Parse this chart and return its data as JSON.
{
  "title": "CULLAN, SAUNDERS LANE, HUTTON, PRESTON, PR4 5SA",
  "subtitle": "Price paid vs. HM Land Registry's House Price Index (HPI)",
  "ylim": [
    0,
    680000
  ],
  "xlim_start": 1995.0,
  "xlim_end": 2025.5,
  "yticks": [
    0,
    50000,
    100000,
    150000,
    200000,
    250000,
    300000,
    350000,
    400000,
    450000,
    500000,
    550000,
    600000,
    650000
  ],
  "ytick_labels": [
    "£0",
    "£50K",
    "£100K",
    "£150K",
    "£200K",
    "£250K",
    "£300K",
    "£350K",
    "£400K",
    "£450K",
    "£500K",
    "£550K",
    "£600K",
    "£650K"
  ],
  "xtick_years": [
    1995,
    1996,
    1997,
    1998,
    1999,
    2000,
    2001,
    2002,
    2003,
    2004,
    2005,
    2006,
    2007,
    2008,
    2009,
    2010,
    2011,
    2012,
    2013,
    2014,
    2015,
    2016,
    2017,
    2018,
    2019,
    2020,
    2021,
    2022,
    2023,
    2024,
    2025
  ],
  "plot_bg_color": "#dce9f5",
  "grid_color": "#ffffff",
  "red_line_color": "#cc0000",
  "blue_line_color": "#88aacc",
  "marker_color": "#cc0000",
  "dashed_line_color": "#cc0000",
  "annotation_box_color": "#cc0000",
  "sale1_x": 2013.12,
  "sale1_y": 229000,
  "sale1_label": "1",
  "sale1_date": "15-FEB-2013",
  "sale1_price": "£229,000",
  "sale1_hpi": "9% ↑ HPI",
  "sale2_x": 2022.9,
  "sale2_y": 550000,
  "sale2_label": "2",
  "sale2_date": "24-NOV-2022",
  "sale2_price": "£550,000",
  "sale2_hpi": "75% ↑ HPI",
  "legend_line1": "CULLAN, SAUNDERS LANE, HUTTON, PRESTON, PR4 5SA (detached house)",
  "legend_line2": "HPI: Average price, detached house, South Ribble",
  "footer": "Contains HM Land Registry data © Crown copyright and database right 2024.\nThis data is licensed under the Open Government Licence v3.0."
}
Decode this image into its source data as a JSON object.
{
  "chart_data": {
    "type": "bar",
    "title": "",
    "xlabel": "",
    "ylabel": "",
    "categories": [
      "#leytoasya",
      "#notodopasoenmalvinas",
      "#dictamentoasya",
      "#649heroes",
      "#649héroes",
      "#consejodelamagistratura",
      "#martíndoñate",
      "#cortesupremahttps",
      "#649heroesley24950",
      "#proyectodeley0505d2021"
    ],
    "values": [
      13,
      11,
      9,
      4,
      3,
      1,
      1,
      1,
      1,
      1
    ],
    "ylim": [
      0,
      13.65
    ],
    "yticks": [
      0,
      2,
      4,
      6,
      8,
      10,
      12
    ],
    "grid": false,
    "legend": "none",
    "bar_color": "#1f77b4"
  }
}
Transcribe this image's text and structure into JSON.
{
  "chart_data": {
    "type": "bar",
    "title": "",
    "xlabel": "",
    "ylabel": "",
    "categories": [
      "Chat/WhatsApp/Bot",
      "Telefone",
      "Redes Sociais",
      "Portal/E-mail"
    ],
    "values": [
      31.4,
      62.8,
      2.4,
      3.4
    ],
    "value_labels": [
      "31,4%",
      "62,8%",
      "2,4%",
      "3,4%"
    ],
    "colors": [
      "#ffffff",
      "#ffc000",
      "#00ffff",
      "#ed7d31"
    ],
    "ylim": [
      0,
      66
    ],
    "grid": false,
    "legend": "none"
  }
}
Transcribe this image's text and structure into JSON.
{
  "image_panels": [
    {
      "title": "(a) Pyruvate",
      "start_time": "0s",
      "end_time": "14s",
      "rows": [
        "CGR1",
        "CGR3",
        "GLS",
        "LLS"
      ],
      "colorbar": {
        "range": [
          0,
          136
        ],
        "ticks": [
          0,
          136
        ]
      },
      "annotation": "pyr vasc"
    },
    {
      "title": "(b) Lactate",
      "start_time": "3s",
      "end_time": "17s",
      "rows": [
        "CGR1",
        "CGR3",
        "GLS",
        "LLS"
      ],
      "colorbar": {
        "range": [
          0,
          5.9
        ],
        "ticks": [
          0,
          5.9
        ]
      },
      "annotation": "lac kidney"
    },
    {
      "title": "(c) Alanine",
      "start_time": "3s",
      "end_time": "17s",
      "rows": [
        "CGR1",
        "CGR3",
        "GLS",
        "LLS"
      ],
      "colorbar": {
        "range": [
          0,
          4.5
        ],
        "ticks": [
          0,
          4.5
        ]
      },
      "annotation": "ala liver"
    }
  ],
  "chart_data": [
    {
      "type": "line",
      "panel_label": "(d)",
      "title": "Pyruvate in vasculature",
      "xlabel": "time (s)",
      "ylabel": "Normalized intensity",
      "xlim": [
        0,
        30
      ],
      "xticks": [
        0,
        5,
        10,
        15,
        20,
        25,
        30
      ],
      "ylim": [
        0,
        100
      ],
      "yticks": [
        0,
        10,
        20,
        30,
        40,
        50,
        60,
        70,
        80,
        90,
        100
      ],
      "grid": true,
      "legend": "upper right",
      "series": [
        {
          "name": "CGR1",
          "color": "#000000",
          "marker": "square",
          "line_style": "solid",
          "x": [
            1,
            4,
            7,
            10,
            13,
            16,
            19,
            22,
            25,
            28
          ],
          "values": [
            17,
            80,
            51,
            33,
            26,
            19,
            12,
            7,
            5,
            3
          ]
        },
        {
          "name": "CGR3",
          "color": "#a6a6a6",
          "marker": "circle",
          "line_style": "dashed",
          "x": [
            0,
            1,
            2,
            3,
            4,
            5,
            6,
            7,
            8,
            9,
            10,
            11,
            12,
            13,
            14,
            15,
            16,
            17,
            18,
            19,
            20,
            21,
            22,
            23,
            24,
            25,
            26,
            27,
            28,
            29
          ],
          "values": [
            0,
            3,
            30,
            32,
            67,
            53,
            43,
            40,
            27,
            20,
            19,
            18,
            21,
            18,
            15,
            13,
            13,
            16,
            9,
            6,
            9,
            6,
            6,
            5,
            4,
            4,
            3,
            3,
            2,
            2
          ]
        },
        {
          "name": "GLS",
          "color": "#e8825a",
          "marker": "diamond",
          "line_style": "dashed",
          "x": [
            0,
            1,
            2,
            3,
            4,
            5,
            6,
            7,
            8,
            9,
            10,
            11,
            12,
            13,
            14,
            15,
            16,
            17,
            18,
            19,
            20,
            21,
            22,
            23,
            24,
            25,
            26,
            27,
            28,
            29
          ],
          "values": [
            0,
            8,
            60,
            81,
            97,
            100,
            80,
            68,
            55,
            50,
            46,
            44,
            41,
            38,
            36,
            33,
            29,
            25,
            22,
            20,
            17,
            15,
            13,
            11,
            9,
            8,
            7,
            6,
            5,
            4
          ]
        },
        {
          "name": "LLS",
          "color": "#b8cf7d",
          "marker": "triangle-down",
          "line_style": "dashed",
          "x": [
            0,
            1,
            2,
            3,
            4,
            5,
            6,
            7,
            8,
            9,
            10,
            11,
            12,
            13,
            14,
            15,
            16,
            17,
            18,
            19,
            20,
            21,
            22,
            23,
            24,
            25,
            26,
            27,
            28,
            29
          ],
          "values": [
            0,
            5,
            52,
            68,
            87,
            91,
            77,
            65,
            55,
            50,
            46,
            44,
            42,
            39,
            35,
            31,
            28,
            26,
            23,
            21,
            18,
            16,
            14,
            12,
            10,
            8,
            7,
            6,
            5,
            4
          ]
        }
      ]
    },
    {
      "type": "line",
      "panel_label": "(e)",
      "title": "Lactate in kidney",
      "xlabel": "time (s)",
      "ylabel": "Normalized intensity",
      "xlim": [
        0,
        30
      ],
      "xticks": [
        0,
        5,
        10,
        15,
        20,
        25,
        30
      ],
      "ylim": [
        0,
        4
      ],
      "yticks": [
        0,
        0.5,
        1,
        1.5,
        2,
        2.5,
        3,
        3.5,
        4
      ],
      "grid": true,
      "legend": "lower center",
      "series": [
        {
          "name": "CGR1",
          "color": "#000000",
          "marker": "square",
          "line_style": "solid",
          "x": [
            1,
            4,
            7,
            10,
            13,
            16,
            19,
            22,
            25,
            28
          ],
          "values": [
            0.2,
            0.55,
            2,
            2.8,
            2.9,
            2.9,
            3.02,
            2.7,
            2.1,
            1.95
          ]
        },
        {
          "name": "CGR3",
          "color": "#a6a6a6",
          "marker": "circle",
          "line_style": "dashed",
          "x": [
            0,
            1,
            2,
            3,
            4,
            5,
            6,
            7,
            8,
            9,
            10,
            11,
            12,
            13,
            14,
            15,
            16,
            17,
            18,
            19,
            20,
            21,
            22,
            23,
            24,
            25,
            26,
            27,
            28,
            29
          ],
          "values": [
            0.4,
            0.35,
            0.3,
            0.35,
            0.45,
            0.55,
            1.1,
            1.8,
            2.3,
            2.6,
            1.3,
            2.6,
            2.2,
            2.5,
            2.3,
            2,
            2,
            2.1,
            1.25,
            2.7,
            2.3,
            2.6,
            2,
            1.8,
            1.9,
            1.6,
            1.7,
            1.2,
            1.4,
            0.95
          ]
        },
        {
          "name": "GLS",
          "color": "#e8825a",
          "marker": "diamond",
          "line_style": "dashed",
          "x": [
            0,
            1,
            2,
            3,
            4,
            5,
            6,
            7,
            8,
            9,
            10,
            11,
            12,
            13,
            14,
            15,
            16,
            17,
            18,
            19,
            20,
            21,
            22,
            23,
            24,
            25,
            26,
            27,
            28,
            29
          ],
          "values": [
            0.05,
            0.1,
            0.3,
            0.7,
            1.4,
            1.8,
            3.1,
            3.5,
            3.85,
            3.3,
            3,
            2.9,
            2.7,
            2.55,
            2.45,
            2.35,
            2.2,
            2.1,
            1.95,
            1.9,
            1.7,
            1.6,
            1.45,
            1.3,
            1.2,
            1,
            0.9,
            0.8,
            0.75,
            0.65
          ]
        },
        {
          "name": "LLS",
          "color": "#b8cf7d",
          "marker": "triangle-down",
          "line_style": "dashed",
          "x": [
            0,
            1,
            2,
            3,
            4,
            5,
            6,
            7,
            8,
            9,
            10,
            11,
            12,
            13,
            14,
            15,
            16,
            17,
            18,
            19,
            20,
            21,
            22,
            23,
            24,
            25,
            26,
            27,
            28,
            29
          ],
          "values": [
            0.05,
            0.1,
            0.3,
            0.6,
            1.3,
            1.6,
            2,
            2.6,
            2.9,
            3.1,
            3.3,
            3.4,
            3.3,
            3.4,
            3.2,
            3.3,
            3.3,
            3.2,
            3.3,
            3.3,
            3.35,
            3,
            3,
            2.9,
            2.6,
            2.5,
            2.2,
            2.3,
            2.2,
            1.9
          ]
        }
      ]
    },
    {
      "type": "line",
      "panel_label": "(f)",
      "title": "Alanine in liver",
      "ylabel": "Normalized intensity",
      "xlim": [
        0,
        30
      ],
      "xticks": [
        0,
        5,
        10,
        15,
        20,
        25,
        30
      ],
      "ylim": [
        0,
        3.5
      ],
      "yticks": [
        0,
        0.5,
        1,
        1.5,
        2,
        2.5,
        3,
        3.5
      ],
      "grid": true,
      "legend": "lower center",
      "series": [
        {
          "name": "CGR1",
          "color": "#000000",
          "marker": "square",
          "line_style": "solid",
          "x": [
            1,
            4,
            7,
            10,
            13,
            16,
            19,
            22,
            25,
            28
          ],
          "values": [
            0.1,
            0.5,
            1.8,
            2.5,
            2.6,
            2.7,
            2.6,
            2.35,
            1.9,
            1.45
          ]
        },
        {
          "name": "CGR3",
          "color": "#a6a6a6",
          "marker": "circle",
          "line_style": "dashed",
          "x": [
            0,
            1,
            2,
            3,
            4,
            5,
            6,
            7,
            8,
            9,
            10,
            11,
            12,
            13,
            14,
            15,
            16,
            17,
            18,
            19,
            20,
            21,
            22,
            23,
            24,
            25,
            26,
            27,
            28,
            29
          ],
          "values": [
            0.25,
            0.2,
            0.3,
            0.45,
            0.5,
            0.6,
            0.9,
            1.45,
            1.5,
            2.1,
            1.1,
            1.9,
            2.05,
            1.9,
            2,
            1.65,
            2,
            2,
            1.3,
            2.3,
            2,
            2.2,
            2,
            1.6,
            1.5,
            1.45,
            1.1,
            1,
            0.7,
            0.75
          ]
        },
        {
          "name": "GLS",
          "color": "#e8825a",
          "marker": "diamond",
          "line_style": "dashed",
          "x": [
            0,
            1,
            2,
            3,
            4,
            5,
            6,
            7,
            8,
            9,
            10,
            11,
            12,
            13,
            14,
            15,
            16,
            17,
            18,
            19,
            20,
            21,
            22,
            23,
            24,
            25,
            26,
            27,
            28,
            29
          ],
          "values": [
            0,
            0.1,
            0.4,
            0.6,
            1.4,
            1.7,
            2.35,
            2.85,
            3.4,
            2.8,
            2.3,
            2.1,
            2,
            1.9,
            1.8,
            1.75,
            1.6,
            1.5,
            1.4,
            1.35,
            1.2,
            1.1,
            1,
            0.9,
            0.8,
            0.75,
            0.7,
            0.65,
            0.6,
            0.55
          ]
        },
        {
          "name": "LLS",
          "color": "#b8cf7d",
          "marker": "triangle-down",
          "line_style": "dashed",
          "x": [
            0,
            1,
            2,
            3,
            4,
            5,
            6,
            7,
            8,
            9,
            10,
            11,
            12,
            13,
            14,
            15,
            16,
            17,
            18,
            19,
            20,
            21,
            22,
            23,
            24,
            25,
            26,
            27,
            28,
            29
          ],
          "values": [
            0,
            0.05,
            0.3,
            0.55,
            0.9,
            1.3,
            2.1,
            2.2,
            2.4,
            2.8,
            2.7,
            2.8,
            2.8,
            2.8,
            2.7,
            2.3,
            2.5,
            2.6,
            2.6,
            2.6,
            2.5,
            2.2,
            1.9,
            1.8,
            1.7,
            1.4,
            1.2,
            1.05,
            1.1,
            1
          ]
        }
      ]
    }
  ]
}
====
[Problem to work on]:
Isolate the lines that hold the word "HUTTON" and copy all of them.

[Response to the task]:
  "title": "CULLAN, SAUNDERS LANE, HUTTON, PRESTON, PR4 5SA",
  "legend_line1": "CULLAN, SAUNDERS LANE, HUTTON, PRESTON, PR4 5SA (detached house)",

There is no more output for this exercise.